--- START DATA ROWS ---

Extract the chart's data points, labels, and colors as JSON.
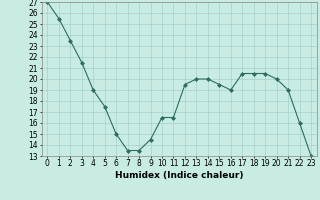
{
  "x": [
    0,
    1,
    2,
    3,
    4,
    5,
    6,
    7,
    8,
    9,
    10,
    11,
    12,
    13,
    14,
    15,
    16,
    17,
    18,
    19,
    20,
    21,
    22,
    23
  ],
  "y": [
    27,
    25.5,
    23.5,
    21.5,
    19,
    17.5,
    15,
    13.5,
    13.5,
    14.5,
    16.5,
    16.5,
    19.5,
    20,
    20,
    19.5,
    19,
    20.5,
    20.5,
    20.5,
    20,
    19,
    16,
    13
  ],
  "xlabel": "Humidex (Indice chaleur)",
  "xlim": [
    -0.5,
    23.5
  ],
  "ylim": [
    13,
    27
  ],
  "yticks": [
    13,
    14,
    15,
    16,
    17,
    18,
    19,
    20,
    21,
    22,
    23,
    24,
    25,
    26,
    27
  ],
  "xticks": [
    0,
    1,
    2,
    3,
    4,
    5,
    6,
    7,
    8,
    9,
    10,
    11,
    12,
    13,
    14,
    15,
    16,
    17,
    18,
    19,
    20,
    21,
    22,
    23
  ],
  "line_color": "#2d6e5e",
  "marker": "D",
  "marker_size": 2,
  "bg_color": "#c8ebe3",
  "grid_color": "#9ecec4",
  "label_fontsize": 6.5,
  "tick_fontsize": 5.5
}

--- END DATA ROWS ---
--- START DATA ROWS ---

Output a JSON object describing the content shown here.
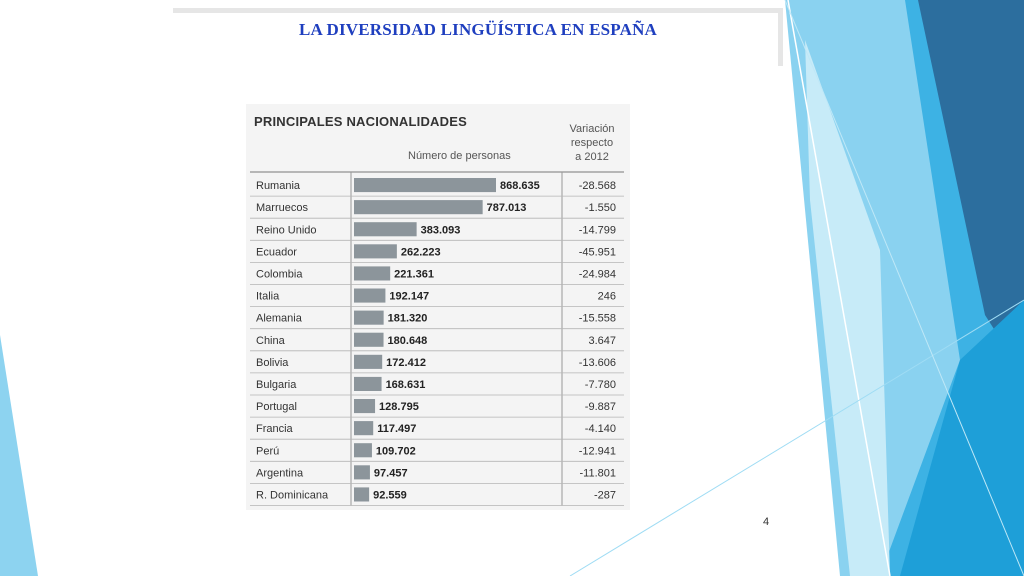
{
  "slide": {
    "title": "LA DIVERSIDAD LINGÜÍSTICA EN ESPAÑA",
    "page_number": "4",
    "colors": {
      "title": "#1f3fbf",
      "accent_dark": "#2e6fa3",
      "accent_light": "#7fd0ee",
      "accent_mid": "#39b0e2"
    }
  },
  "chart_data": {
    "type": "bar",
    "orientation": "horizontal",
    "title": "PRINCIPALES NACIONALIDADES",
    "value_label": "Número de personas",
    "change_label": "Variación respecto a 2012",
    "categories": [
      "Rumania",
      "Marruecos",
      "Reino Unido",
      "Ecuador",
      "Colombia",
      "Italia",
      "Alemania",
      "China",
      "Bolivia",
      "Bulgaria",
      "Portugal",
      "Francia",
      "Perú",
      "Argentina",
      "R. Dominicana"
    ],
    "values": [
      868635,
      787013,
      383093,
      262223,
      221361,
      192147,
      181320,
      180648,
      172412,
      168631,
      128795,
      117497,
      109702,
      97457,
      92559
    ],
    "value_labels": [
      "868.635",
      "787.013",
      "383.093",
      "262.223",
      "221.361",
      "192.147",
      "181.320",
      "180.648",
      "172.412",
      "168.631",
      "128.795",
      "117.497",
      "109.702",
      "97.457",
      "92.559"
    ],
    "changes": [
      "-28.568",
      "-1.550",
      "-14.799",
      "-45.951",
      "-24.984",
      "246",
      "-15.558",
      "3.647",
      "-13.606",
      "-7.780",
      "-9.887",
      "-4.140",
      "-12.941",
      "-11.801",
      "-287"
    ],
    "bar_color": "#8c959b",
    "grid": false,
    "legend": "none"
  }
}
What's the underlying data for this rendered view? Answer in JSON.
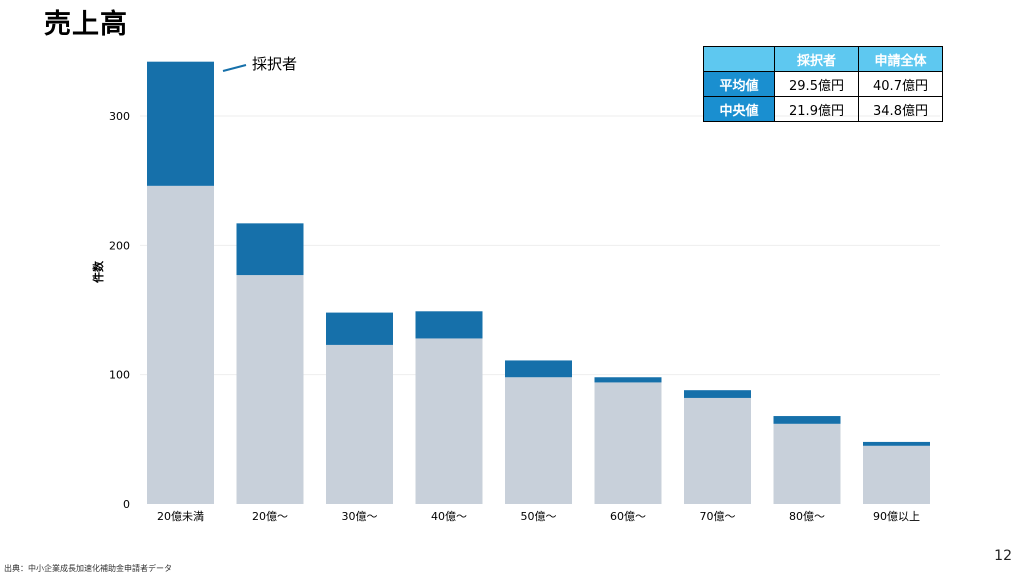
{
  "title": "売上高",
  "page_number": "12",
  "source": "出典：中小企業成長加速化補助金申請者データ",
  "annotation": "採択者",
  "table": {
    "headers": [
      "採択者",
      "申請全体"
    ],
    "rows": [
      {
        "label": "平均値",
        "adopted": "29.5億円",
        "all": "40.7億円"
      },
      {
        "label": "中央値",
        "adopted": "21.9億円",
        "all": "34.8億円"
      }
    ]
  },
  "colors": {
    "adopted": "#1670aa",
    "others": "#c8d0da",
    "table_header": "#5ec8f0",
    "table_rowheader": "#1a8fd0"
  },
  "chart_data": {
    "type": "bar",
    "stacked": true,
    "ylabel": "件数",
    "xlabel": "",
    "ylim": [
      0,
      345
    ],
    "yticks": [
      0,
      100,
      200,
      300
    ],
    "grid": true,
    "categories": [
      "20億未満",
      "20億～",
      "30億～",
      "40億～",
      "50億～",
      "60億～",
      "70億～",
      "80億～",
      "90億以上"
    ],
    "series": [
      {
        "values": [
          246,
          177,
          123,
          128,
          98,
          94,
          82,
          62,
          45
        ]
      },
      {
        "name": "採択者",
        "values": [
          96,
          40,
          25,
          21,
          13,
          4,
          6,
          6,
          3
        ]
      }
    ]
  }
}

--- END DATA ROWS ---

Scan the data above and copy every line with "JSON" in it.

Extract the chart's data points, labels, and colors as JSON.
Output a JSON object describing the content shown here.
What's the underlying data for this rendered view? Answer in JSON.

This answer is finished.